* [What this task involves]:
Echo each of the following entries back line for line, with no changes.

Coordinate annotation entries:
^^^^
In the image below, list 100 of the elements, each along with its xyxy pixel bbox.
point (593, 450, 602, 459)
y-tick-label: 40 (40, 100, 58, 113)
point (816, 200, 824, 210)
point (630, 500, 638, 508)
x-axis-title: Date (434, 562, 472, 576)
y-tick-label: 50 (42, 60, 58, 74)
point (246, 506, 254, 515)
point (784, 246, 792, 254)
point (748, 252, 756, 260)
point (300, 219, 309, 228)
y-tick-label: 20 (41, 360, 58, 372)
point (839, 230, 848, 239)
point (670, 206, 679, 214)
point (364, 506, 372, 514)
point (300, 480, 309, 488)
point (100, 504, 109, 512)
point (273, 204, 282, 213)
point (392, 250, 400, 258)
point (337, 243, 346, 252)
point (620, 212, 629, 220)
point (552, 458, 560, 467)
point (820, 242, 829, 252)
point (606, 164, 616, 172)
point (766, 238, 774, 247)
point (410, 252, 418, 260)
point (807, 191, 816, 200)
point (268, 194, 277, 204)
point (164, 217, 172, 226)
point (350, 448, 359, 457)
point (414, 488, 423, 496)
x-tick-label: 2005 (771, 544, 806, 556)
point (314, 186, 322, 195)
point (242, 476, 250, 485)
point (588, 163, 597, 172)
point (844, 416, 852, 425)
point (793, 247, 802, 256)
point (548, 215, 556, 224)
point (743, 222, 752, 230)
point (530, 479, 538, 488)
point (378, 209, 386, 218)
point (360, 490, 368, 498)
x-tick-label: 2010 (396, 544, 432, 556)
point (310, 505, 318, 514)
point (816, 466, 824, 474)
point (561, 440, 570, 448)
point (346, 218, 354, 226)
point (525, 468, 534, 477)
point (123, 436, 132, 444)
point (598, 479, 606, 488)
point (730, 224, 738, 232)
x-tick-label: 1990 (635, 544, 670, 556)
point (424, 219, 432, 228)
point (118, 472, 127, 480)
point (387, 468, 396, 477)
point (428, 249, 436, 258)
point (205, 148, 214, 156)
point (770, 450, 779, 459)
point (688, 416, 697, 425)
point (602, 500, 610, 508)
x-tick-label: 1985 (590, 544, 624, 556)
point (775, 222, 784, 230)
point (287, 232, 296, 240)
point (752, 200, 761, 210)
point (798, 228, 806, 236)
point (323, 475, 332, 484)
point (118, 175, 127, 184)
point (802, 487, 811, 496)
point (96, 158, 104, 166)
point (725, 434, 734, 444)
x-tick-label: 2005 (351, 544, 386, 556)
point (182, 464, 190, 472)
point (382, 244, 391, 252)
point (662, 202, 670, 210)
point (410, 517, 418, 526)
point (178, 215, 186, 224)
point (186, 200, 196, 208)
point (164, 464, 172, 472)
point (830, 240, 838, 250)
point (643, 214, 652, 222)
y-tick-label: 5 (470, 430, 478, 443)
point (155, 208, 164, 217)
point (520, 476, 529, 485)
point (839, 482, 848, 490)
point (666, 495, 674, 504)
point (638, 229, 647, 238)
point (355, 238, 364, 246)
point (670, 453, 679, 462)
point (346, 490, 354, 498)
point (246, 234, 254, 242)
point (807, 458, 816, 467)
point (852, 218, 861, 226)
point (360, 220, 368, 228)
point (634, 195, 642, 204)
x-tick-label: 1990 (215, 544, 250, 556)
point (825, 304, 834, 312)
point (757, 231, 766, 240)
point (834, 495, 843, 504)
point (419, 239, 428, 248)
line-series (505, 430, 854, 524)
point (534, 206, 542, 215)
^^^^
* [Correct output]:
In the image below, list 100 of the elements, each along with its xyxy pixel bbox.
point (593, 450, 602, 459)
y-tick-label: 40 (40, 100, 58, 113)
point (816, 200, 824, 210)
point (630, 500, 638, 508)
x-axis-title: Date (434, 562, 472, 576)
y-tick-label: 50 (42, 60, 58, 74)
point (246, 506, 254, 515)
point (784, 246, 792, 254)
point (748, 252, 756, 260)
point (300, 219, 309, 228)
y-tick-label: 20 (41, 360, 58, 372)
point (839, 230, 848, 239)
point (670, 206, 679, 214)
point (364, 506, 372, 514)
point (300, 480, 309, 488)
point (100, 504, 109, 512)
point (273, 204, 282, 213)
point (392, 250, 400, 258)
point (337, 243, 346, 252)
point (620, 212, 629, 220)
point (552, 458, 560, 467)
point (820, 242, 829, 252)
point (606, 164, 616, 172)
point (766, 238, 774, 247)
point (410, 252, 418, 260)
point (807, 191, 816, 200)
point (268, 194, 277, 204)
point (164, 217, 172, 226)
point (350, 448, 359, 457)
point (414, 488, 423, 496)
x-tick-label: 2005 (771, 544, 806, 556)
point (314, 186, 322, 195)
point (242, 476, 250, 485)
point (588, 163, 597, 172)
point (844, 416, 852, 425)
point (793, 247, 802, 256)
point (548, 215, 556, 224)
point (743, 222, 752, 230)
point (530, 479, 538, 488)
point (378, 209, 386, 218)
point (360, 490, 368, 498)
x-tick-label: 2010 (396, 544, 432, 556)
point (310, 505, 318, 514)
point (816, 466, 824, 474)
point (561, 440, 570, 448)
point (346, 218, 354, 226)
point (525, 468, 534, 477)
point (123, 436, 132, 444)
point (598, 479, 606, 488)
point (730, 224, 738, 232)
x-tick-label: 1990 (635, 544, 670, 556)
point (424, 219, 432, 228)
point (118, 472, 127, 480)
point (387, 468, 396, 477)
point (428, 249, 436, 258)
point (205, 148, 214, 156)
point (770, 450, 779, 459)
point (688, 416, 697, 425)
point (602, 500, 610, 508)
x-tick-label: 1985 (590, 544, 624, 556)
point (775, 222, 784, 230)
point (287, 232, 296, 240)
point (752, 200, 761, 210)
point (798, 228, 806, 236)
point (323, 475, 332, 484)
point (118, 175, 127, 184)
point (802, 487, 811, 496)
point (96, 158, 104, 166)
point (725, 434, 734, 444)
x-tick-label: 2005 (351, 544, 386, 556)
point (182, 464, 190, 472)
point (382, 244, 391, 252)
point (662, 202, 670, 210)
point (410, 517, 418, 526)
point (178, 215, 186, 224)
point (186, 200, 196, 208)
point (164, 464, 172, 472)
point (830, 240, 838, 250)
point (643, 214, 652, 222)
y-tick-label: 5 (470, 430, 478, 443)
point (155, 208, 164, 217)
point (520, 476, 529, 485)
point (839, 482, 848, 490)
point (666, 495, 674, 504)
point (638, 229, 647, 238)
point (355, 238, 364, 246)
point (670, 453, 679, 462)
point (346, 490, 354, 498)
point (246, 234, 254, 242)
point (807, 458, 816, 467)
point (852, 218, 861, 226)
point (360, 220, 368, 228)
point (634, 195, 642, 204)
x-tick-label: 1990 (215, 544, 250, 556)
point (825, 304, 834, 312)
point (757, 231, 766, 240)
point (834, 495, 843, 504)
point (419, 239, 428, 248)
line-series (505, 430, 854, 524)
point (534, 206, 542, 215)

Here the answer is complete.